- [Set task]: Render the records as a numbered list, beginning at the first line and ending with the line that contains "status-dot (1131, 423, 1169, 462)". Omit any blank lines.

--- Input for this task ---

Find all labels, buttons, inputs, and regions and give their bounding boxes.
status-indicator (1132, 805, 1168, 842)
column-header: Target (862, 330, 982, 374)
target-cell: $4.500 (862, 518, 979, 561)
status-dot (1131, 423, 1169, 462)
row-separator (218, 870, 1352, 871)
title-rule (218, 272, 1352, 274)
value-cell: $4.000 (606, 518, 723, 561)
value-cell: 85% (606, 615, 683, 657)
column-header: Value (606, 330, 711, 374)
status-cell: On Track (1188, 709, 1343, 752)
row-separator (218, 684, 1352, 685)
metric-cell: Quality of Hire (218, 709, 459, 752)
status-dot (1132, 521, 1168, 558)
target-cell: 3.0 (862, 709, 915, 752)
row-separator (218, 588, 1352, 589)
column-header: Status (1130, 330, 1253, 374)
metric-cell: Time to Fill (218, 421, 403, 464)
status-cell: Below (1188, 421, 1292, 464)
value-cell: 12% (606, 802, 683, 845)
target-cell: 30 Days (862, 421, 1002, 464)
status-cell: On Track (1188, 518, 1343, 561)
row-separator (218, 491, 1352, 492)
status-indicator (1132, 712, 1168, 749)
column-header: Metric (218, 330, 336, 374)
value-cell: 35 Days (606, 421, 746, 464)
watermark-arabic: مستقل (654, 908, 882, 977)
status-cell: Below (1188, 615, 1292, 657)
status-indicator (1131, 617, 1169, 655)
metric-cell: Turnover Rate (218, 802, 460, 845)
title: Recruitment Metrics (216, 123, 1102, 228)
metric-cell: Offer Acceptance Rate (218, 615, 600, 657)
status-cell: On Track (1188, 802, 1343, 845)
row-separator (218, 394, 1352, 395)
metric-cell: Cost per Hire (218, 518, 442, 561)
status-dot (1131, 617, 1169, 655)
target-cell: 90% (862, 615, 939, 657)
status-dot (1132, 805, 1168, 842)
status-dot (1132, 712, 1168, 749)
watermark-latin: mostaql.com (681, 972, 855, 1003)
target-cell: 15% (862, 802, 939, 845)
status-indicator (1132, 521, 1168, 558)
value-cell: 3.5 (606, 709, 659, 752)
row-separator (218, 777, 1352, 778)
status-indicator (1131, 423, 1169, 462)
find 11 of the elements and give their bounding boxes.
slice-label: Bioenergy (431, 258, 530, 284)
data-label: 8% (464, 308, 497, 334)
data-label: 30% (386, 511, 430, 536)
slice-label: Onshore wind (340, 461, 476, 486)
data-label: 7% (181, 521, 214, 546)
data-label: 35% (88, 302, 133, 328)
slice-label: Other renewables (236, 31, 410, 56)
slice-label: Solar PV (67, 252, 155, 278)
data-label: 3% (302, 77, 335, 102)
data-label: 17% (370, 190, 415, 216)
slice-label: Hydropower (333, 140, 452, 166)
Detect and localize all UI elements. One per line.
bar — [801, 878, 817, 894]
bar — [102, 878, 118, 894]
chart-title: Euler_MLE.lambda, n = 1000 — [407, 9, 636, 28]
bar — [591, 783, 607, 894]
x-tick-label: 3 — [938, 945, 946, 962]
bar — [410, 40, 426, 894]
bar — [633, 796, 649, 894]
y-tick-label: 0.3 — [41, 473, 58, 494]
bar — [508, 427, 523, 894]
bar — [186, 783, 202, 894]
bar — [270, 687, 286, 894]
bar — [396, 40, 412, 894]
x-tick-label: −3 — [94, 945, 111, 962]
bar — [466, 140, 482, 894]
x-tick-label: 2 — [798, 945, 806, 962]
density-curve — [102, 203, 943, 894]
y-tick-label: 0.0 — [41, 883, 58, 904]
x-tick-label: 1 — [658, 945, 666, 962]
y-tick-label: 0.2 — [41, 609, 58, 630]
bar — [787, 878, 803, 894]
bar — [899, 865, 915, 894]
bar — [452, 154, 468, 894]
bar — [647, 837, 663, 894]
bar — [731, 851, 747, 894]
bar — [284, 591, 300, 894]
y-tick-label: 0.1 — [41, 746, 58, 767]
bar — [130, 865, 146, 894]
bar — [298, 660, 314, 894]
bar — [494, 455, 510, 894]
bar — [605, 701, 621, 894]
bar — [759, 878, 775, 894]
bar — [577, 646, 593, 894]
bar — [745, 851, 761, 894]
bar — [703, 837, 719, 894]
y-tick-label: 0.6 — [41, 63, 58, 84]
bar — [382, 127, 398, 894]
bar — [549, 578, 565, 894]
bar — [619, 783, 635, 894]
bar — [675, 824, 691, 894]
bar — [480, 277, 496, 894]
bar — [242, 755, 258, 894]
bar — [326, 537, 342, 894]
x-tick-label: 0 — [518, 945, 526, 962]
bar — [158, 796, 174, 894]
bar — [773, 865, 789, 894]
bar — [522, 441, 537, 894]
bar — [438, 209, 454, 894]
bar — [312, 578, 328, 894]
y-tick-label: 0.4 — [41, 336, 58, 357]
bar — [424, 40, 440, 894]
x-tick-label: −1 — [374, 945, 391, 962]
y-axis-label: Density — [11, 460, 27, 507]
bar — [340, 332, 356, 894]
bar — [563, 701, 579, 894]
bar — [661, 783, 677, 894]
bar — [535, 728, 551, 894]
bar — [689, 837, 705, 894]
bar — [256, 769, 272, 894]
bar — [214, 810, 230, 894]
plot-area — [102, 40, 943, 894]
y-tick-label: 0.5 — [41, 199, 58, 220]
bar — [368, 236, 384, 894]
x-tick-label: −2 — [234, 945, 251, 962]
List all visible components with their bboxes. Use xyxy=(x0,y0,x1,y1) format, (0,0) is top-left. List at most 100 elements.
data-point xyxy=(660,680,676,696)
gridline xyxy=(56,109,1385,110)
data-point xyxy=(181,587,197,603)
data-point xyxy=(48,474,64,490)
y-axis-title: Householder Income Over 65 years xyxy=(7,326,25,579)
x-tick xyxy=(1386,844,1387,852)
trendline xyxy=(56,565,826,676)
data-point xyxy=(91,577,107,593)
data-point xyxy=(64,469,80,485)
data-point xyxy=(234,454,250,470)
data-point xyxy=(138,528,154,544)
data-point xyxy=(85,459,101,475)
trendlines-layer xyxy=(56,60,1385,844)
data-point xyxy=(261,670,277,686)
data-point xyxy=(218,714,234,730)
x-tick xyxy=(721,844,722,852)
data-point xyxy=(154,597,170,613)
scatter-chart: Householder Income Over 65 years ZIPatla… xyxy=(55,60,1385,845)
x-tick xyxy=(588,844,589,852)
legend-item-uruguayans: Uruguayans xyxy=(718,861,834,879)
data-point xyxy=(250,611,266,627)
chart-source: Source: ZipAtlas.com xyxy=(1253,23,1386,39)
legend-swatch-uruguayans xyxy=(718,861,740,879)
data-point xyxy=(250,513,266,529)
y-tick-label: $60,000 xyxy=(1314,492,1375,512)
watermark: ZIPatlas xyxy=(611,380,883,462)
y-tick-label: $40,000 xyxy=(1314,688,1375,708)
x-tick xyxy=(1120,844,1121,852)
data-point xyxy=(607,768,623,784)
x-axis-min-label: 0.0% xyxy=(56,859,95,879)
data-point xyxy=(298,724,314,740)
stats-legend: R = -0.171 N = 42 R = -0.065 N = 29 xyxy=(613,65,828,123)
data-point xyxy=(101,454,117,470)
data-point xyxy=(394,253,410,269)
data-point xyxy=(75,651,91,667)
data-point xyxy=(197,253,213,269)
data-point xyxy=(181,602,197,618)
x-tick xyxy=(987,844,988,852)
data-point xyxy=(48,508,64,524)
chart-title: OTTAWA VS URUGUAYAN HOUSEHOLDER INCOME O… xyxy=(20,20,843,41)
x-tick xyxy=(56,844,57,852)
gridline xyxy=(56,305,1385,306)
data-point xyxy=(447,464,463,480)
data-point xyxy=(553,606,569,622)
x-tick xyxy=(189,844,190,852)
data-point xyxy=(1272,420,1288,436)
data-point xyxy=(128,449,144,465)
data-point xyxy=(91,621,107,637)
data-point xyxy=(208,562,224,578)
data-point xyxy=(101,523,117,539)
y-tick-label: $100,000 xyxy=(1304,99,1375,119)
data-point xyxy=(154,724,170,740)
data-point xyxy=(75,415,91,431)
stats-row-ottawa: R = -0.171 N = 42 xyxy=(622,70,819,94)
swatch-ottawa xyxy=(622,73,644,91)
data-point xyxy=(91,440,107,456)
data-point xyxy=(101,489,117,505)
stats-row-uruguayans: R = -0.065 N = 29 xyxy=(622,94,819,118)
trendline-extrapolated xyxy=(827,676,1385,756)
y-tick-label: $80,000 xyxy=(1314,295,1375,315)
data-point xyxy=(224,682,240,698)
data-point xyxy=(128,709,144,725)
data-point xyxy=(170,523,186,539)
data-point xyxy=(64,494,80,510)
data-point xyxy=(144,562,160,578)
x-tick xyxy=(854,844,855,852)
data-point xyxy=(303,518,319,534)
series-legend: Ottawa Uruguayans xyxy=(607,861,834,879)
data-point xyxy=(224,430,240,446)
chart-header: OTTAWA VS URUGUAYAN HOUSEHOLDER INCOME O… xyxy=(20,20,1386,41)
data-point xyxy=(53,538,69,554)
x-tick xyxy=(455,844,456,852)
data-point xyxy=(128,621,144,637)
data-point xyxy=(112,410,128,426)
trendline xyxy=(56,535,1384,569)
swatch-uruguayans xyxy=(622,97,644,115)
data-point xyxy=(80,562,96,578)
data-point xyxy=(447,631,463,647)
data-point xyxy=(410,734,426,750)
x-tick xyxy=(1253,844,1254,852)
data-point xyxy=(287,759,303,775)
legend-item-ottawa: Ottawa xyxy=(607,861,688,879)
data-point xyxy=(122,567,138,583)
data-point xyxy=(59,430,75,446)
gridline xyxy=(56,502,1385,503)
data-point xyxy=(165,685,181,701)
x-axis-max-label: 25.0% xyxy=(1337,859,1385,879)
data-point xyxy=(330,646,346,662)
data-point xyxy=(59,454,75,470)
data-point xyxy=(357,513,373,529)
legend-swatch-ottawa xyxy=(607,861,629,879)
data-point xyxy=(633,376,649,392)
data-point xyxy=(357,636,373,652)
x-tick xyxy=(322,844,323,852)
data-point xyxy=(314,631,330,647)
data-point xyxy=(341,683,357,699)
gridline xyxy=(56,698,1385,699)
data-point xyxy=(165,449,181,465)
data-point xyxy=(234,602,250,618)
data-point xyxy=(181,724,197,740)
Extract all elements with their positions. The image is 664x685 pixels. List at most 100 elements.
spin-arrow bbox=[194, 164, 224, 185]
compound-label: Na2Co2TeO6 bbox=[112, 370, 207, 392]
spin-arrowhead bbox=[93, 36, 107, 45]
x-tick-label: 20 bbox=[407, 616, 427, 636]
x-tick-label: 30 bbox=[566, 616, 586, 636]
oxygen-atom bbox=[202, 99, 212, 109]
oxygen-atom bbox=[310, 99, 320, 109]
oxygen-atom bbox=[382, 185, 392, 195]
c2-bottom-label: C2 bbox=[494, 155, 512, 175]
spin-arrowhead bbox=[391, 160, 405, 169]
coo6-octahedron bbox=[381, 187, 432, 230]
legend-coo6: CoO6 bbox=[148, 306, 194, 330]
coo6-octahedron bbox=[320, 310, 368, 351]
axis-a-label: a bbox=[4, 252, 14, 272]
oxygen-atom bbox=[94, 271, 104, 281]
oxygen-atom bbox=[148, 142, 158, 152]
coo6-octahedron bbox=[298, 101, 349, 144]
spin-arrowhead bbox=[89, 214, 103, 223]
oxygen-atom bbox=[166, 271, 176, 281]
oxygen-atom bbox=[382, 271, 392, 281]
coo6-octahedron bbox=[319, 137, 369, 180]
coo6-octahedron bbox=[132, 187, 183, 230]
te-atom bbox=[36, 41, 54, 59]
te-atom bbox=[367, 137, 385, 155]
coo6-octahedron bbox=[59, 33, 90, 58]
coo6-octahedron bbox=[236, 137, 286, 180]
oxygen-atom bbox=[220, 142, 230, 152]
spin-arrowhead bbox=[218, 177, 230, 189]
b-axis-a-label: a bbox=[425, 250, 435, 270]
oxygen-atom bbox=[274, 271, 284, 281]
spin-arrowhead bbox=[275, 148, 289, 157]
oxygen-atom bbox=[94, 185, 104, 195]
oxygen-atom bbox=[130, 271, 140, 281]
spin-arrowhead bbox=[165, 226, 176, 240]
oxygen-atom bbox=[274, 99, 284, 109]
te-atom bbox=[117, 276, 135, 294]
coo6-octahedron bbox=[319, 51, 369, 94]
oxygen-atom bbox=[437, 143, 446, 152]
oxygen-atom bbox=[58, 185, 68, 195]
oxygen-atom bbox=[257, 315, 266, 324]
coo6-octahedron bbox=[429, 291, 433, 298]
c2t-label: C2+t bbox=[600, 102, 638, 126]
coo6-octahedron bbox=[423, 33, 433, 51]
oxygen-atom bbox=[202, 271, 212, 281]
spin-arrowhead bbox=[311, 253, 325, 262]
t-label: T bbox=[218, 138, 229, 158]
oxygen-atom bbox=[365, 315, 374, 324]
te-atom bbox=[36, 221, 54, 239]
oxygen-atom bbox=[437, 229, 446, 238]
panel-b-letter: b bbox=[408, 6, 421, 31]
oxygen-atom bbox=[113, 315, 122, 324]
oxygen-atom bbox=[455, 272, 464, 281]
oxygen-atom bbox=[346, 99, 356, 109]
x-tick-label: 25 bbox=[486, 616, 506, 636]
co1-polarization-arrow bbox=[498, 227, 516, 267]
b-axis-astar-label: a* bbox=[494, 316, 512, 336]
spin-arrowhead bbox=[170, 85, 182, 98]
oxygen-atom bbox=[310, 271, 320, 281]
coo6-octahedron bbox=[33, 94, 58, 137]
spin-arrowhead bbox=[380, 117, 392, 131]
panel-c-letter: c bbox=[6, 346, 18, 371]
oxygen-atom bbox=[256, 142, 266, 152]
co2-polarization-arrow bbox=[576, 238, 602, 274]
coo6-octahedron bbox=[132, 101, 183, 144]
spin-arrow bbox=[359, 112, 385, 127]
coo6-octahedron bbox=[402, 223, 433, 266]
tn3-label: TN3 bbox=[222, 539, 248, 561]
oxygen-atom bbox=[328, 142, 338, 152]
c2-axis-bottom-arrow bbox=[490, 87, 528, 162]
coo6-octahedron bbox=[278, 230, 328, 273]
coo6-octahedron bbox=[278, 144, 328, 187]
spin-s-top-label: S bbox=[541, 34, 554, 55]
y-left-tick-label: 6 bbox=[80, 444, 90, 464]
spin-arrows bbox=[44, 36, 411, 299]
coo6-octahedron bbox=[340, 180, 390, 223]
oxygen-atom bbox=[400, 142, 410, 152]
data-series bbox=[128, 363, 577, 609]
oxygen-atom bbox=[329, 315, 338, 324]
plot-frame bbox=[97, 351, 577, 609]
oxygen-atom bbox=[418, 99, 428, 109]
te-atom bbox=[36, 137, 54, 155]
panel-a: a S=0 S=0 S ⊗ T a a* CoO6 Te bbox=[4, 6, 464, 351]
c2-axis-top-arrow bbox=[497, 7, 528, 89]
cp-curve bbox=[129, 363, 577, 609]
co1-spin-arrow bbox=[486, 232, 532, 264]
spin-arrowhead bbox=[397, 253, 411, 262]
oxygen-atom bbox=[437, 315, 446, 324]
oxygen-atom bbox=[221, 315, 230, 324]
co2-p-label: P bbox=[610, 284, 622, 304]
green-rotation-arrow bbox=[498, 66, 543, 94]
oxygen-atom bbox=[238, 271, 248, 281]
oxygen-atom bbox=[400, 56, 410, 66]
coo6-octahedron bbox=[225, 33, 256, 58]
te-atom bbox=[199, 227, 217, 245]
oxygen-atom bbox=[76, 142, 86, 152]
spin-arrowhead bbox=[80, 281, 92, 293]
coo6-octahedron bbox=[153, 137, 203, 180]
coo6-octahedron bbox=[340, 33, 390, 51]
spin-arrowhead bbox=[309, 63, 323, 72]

---

- [Worked solution]:
1. Find all labels, buttons, inputs, and regions and give their bounding boxes.
2. status-indicator (1132, 805, 1168, 842)
3. column-header: Target (862, 330, 982, 374)
4. target-cell: $4.500 (862, 518, 979, 561)
5. status-dot (1131, 423, 1169, 462)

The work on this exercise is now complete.